| The records |
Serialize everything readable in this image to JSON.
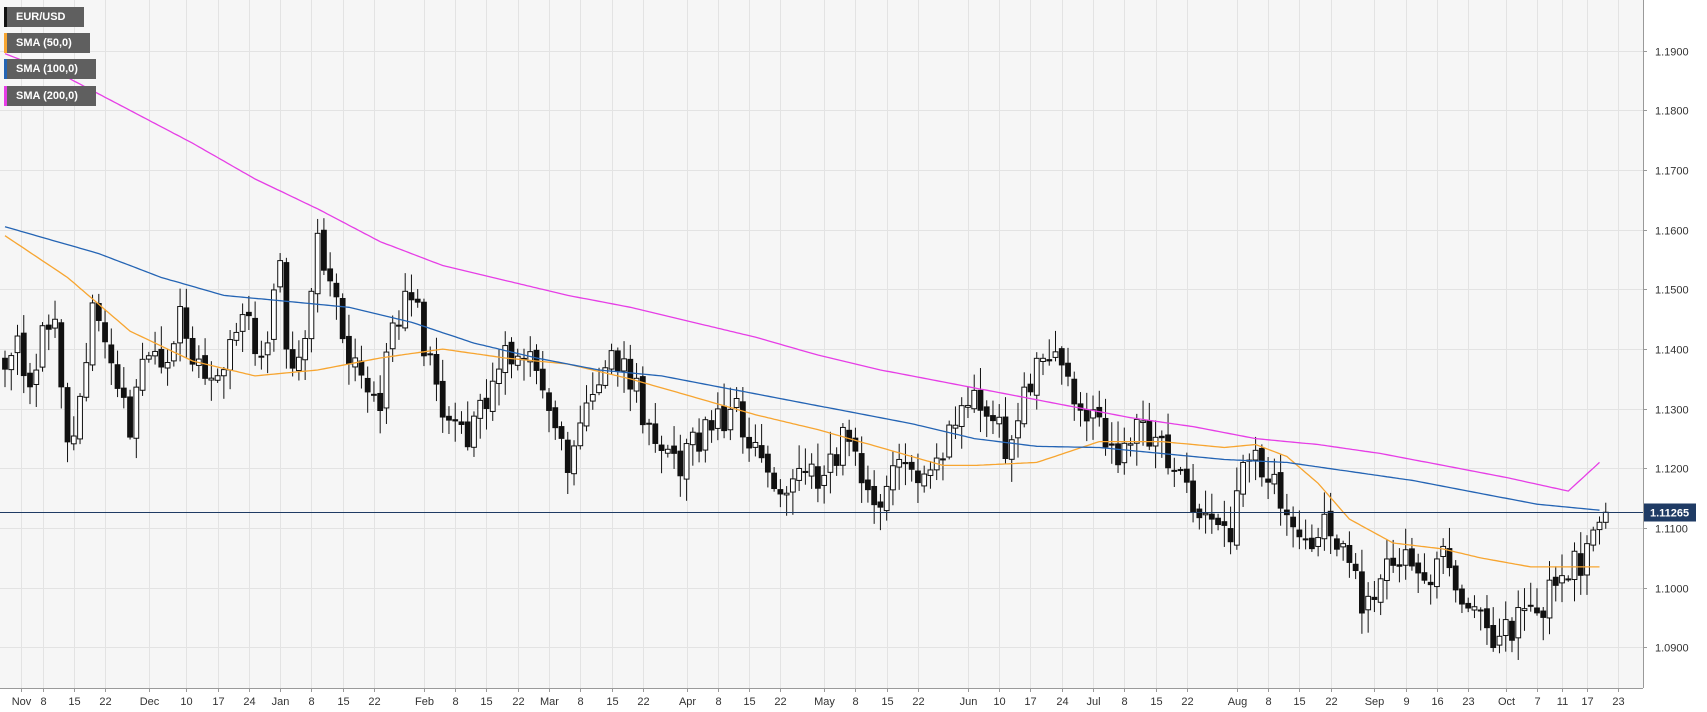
{
  "chart_data": {
    "type": "candlestick",
    "symbol": "EUR/USD",
    "last_price_label": "1.11265",
    "last_price": 1.11265,
    "ylim": [
      1.0832,
      1.1985
    ],
    "yticks": [
      "1.1900",
      "1.1800",
      "1.1700",
      "1.1600",
      "1.1500",
      "1.1400",
      "1.1300",
      "1.1200",
      "1.1100",
      "1.1000",
      "1.0900"
    ],
    "ytick_values": [
      1.19,
      1.18,
      1.17,
      1.16,
      1.15,
      1.14,
      1.13,
      1.12,
      1.11,
      1.1,
      1.09
    ],
    "xticks": [
      {
        "label": "Nov",
        "i": 0
      },
      {
        "label": "8",
        "i": 6
      },
      {
        "label": "15",
        "i": 11
      },
      {
        "label": "22",
        "i": 16
      },
      {
        "label": "Dec",
        "i": 23
      },
      {
        "label": "10",
        "i": 29
      },
      {
        "label": "17",
        "i": 34
      },
      {
        "label": "24",
        "i": 39
      },
      {
        "label": "Jan",
        "i": 44
      },
      {
        "label": "8",
        "i": 49
      },
      {
        "label": "15",
        "i": 54
      },
      {
        "label": "22",
        "i": 59
      },
      {
        "label": "Feb",
        "i": 67
      },
      {
        "label": "8",
        "i": 72
      },
      {
        "label": "15",
        "i": 77
      },
      {
        "label": "22",
        "i": 82
      },
      {
        "label": "Mar",
        "i": 87
      },
      {
        "label": "8",
        "i": 92
      },
      {
        "label": "15",
        "i": 97
      },
      {
        "label": "22",
        "i": 102
      },
      {
        "label": "Apr",
        "i": 109
      },
      {
        "label": "8",
        "i": 114
      },
      {
        "label": "15",
        "i": 119
      },
      {
        "label": "22",
        "i": 124
      },
      {
        "label": "May",
        "i": 131
      },
      {
        "label": "8",
        "i": 136
      },
      {
        "label": "15",
        "i": 141
      },
      {
        "label": "22",
        "i": 146
      },
      {
        "label": "Jun",
        "i": 154
      },
      {
        "label": "10",
        "i": 159
      },
      {
        "label": "17",
        "i": 164
      },
      {
        "label": "24",
        "i": 169
      },
      {
        "label": "Jul",
        "i": 174
      },
      {
        "label": "8",
        "i": 179
      },
      {
        "label": "15",
        "i": 184
      },
      {
        "label": "22",
        "i": 189
      },
      {
        "label": "Aug",
        "i": 197
      },
      {
        "label": "8",
        "i": 202
      },
      {
        "label": "15",
        "i": 207
      },
      {
        "label": "22",
        "i": 212
      },
      {
        "label": "Sep",
        "i": 219
      },
      {
        "label": "9",
        "i": 224
      },
      {
        "label": "16",
        "i": 229
      },
      {
        "label": "23",
        "i": 234
      },
      {
        "label": "Oct",
        "i": 240
      },
      {
        "label": "7",
        "i": 245
      },
      {
        "label": "11",
        "i": 249
      },
      {
        "label": "17",
        "i": 253
      },
      {
        "label": "23",
        "i": 258
      }
    ],
    "series": [
      {
        "name": "SMA (50,0)",
        "color": "#f7a530",
        "knots": [
          [
            0,
            1.159
          ],
          [
            10,
            1.152
          ],
          [
            20,
            1.143
          ],
          [
            30,
            1.138
          ],
          [
            40,
            1.1355
          ],
          [
            50,
            1.1365
          ],
          [
            60,
            1.1385
          ],
          [
            70,
            1.14
          ],
          [
            80,
            1.1385
          ],
          [
            90,
            1.1375
          ],
          [
            100,
            1.135
          ],
          [
            110,
            1.132
          ],
          [
            120,
            1.129
          ],
          [
            130,
            1.1265
          ],
          [
            140,
            1.1235
          ],
          [
            150,
            1.1205
          ],
          [
            155,
            1.1205
          ],
          [
            165,
            1.121
          ],
          [
            175,
            1.1245
          ],
          [
            185,
            1.1245
          ],
          [
            195,
            1.1235
          ],
          [
            200,
            1.124
          ],
          [
            205,
            1.122
          ],
          [
            210,
            1.1175
          ],
          [
            215,
            1.1115
          ],
          [
            222,
            1.1075
          ],
          [
            230,
            1.1065
          ],
          [
            236,
            1.105
          ],
          [
            244,
            1.1035
          ],
          [
            252,
            1.1035
          ],
          [
            255,
            1.1035
          ]
        ]
      },
      {
        "name": "SMA (100,0)",
        "color": "#2464b4",
        "knots": [
          [
            0,
            1.1605
          ],
          [
            15,
            1.156
          ],
          [
            25,
            1.152
          ],
          [
            35,
            1.149
          ],
          [
            45,
            1.148
          ],
          [
            55,
            1.147
          ],
          [
            65,
            1.1445
          ],
          [
            75,
            1.141
          ],
          [
            85,
            1.1385
          ],
          [
            95,
            1.1365
          ],
          [
            105,
            1.1355
          ],
          [
            115,
            1.1335
          ],
          [
            125,
            1.1315
          ],
          [
            135,
            1.1295
          ],
          [
            145,
            1.1275
          ],
          [
            155,
            1.125
          ],
          [
            165,
            1.1237
          ],
          [
            175,
            1.1235
          ],
          [
            185,
            1.1225
          ],
          [
            195,
            1.1215
          ],
          [
            205,
            1.121
          ],
          [
            215,
            1.1195
          ],
          [
            225,
            1.118
          ],
          [
            235,
            1.116
          ],
          [
            245,
            1.114
          ],
          [
            255,
            1.113
          ]
        ]
      },
      {
        "name": "SMA (200,0)",
        "color": "#e63ee6",
        "knots": [
          [
            0,
            1.1895
          ],
          [
            10,
            1.1855
          ],
          [
            20,
            1.18
          ],
          [
            30,
            1.1745
          ],
          [
            40,
            1.1685
          ],
          [
            50,
            1.1635
          ],
          [
            60,
            1.158
          ],
          [
            70,
            1.154
          ],
          [
            80,
            1.1515
          ],
          [
            90,
            1.149
          ],
          [
            100,
            1.147
          ],
          [
            110,
            1.1445
          ],
          [
            120,
            1.142
          ],
          [
            130,
            1.139
          ],
          [
            140,
            1.1365
          ],
          [
            150,
            1.1345
          ],
          [
            160,
            1.1325
          ],
          [
            170,
            1.1305
          ],
          [
            180,
            1.1285
          ],
          [
            190,
            1.127
          ],
          [
            200,
            1.125
          ],
          [
            210,
            1.124
          ],
          [
            220,
            1.1225
          ],
          [
            230,
            1.1205
          ],
          [
            240,
            1.1185
          ],
          [
            250,
            1.1162
          ],
          [
            255,
            1.121
          ]
        ]
      }
    ],
    "ohlc_anchors": [
      [
        0,
        1.139
      ],
      [
        2,
        1.143
      ],
      [
        4,
        1.134
      ],
      [
        6,
        1.142
      ],
      [
        8,
        1.147
      ],
      [
        10,
        1.124
      ],
      [
        12,
        1.131
      ],
      [
        14,
        1.145
      ],
      [
        16,
        1.141
      ],
      [
        18,
        1.134
      ],
      [
        20,
        1.128
      ],
      [
        22,
        1.137
      ],
      [
        24,
        1.142
      ],
      [
        26,
        1.136
      ],
      [
        28,
        1.145
      ],
      [
        30,
        1.139
      ],
      [
        32,
        1.133
      ],
      [
        34,
        1.137
      ],
      [
        36,
        1.141
      ],
      [
        38,
        1.147
      ],
      [
        40,
        1.139
      ],
      [
        42,
        1.144
      ],
      [
        44,
        1.152
      ],
      [
        46,
        1.134
      ],
      [
        48,
        1.144
      ],
      [
        50,
        1.161
      ],
      [
        52,
        1.15
      ],
      [
        54,
        1.142
      ],
      [
        56,
        1.139
      ],
      [
        58,
        1.135
      ],
      [
        60,
        1.131
      ],
      [
        62,
        1.143
      ],
      [
        64,
        1.149
      ],
      [
        66,
        1.145
      ],
      [
        68,
        1.138
      ],
      [
        70,
        1.131
      ],
      [
        72,
        1.128
      ],
      [
        74,
        1.124
      ],
      [
        76,
        1.131
      ],
      [
        78,
        1.134
      ],
      [
        80,
        1.138
      ],
      [
        82,
        1.139
      ],
      [
        84,
        1.137
      ],
      [
        86,
        1.135
      ],
      [
        88,
        1.126
      ],
      [
        90,
        1.119
      ],
      [
        92,
        1.128
      ],
      [
        94,
        1.131
      ],
      [
        96,
        1.136
      ],
      [
        98,
        1.139
      ],
      [
        100,
        1.136
      ],
      [
        102,
        1.13
      ],
      [
        104,
        1.125
      ],
      [
        106,
        1.121
      ],
      [
        108,
        1.12
      ],
      [
        110,
        1.124
      ],
      [
        112,
        1.127
      ],
      [
        114,
        1.128
      ],
      [
        116,
        1.13
      ],
      [
        118,
        1.128
      ],
      [
        120,
        1.124
      ],
      [
        122,
        1.118
      ],
      [
        124,
        1.113
      ],
      [
        126,
        1.117
      ],
      [
        128,
        1.12
      ],
      [
        130,
        1.117
      ],
      [
        132,
        1.123
      ],
      [
        134,
        1.124
      ],
      [
        136,
        1.12
      ],
      [
        138,
        1.117
      ],
      [
        140,
        1.116
      ],
      [
        142,
        1.118
      ],
      [
        144,
        1.122
      ],
      [
        146,
        1.116
      ],
      [
        148,
        1.119
      ],
      [
        150,
        1.124
      ],
      [
        152,
        1.128
      ],
      [
        154,
        1.133
      ],
      [
        156,
        1.129
      ],
      [
        158,
        1.13
      ],
      [
        160,
        1.122
      ],
      [
        162,
        1.128
      ],
      [
        164,
        1.134
      ],
      [
        166,
        1.139
      ],
      [
        168,
        1.137
      ],
      [
        170,
        1.136
      ],
      [
        172,
        1.129
      ],
      [
        174,
        1.127
      ],
      [
        176,
        1.125
      ],
      [
        178,
        1.121
      ],
      [
        180,
        1.126
      ],
      [
        182,
        1.127
      ],
      [
        184,
        1.124
      ],
      [
        186,
        1.122
      ],
      [
        188,
        1.12
      ],
      [
        190,
        1.114
      ],
      [
        192,
        1.111
      ],
      [
        194,
        1.11
      ],
      [
        196,
        1.107
      ],
      [
        198,
        1.12
      ],
      [
        200,
        1.122
      ],
      [
        202,
        1.118
      ],
      [
        204,
        1.114
      ],
      [
        206,
        1.109
      ],
      [
        208,
        1.108
      ],
      [
        210,
        1.11
      ],
      [
        212,
        1.11
      ],
      [
        214,
        1.106
      ],
      [
        216,
        1.1
      ],
      [
        218,
        1.097
      ],
      [
        220,
        1.102
      ],
      [
        222,
        1.104
      ],
      [
        224,
        1.106
      ],
      [
        226,
        1.103
      ],
      [
        228,
        1.099
      ],
      [
        230,
        1.105
      ],
      [
        232,
        1.101
      ],
      [
        234,
        1.098
      ],
      [
        236,
        1.095
      ],
      [
        238,
        1.091
      ],
      [
        240,
        1.092
      ],
      [
        242,
        1.096
      ],
      [
        244,
        1.097
      ],
      [
        246,
        1.098
      ],
      [
        248,
        1.101
      ],
      [
        250,
        1.104
      ],
      [
        252,
        1.103
      ],
      [
        254,
        1.112
      ],
      [
        256,
        1.1127
      ]
    ],
    "grid": true,
    "legend_placement": "top-left"
  }
}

| Problem requirements |
Collect each line above holding the string "name".

| Task response |
        "name": "SMA (50,0)",
        "name": "SMA (100,0)",
        "name": "SMA (200,0)",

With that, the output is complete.